Exercise prompt
Output every entry exactly as given.

Record set
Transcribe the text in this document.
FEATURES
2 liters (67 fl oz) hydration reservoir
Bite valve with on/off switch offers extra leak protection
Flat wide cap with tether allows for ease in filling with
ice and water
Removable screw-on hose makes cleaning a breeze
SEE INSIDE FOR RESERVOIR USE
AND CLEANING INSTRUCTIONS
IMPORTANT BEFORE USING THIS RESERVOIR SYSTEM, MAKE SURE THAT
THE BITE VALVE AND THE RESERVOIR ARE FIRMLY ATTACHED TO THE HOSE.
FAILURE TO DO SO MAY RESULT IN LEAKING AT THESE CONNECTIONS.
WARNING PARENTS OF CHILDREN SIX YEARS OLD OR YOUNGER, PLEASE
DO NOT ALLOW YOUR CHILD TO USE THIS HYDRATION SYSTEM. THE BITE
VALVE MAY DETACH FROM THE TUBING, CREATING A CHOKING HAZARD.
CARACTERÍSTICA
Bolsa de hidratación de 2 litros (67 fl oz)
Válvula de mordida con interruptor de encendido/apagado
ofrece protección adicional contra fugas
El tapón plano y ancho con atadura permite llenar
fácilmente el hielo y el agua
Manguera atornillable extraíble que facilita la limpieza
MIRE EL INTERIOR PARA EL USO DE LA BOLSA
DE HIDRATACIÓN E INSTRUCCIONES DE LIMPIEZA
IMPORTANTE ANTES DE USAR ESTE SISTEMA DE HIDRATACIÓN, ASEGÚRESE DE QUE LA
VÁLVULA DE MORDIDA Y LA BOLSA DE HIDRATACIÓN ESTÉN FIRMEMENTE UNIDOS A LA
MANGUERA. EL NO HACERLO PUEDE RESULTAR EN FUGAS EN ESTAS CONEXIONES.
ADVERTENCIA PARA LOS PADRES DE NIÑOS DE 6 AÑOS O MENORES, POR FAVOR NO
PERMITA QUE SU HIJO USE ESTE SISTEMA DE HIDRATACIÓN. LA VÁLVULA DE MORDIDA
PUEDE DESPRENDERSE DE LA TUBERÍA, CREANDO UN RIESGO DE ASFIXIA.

Written answer
Transcribe the text in this document.
FEATURES
2 liters (67 fl oz) hydration reservoir
Bite valve with on/off switch offers extra leak protection
Flat wide cap with tether allows for ease in filling with
ice and water
Removable screw-on hose makes cleaning a breeze
SEE INSIDE FOR RESERVOIR USE
AND CLEANING INSTRUCTIONS
IMPORTANT BEFORE USING THIS RESERVOIR SYSTEM, MAKE SURE THAT
THE BITE VALVE AND THE RESERVOIR ARE FIRMLY ATTACHED TO THE HOSE.
FAILURE TO DO SO MAY RESULT IN LEAKING AT THESE CONNECTIONS.
WARNING PARENTS OF CHILDREN SIX YEARS OLD OR YOUNGER, PLEASE
DO NOT ALLOW YOUR CHILD TO USE THIS HYDRATION SYSTEM. THE BITE
VALVE MAY DETACH FROM THE TUBING, CREATING A CHOKING HAZARD.
CARACTERÍSTICA
Bolsa de hidratación de 2 litros (67 fl oz)
Válvula de mordida con interruptor de encendido/apagado
ofrece protección adicional contra fugas
El tapón plano y ancho con atadura permite llenar
fácilmente el hielo y el agua
Manguera atornillable extraíble que facilita la limpieza
MIRE EL INTERIOR PARA EL USO DE LA BOLSA
DE HIDRATACIÓN E INSTRUCCIONES DE LIMPIEZA
IMPORTANTE ANTES DE USAR ESTE SISTEMA DE HIDRATACIÓN, ASEGÚRESE DE QUE LA
VÁLVULA DE MORDIDA Y LA BOLSA DE HIDRATACIÓN ESTÉN FIRMEMENTE UNIDOS A LA
MANGUERA. EL NO HACERLO PUEDE RESULTAR EN FUGAS EN ESTAS CONEXIONES.
ADVERTENCIA PARA LOS PADRES DE NIÑOS DE 6 AÑOS O MENORES, POR FAVOR NO
PERMITA QUE SU HIJO USE ESTE SISTEMA DE HIDRATACIÓN. LA VÁLVULA DE MORDIDA
PUEDE DESPRENDERSE DE LA TUBERÍA, CREANDO UN RIESGO DE ASFIXIA.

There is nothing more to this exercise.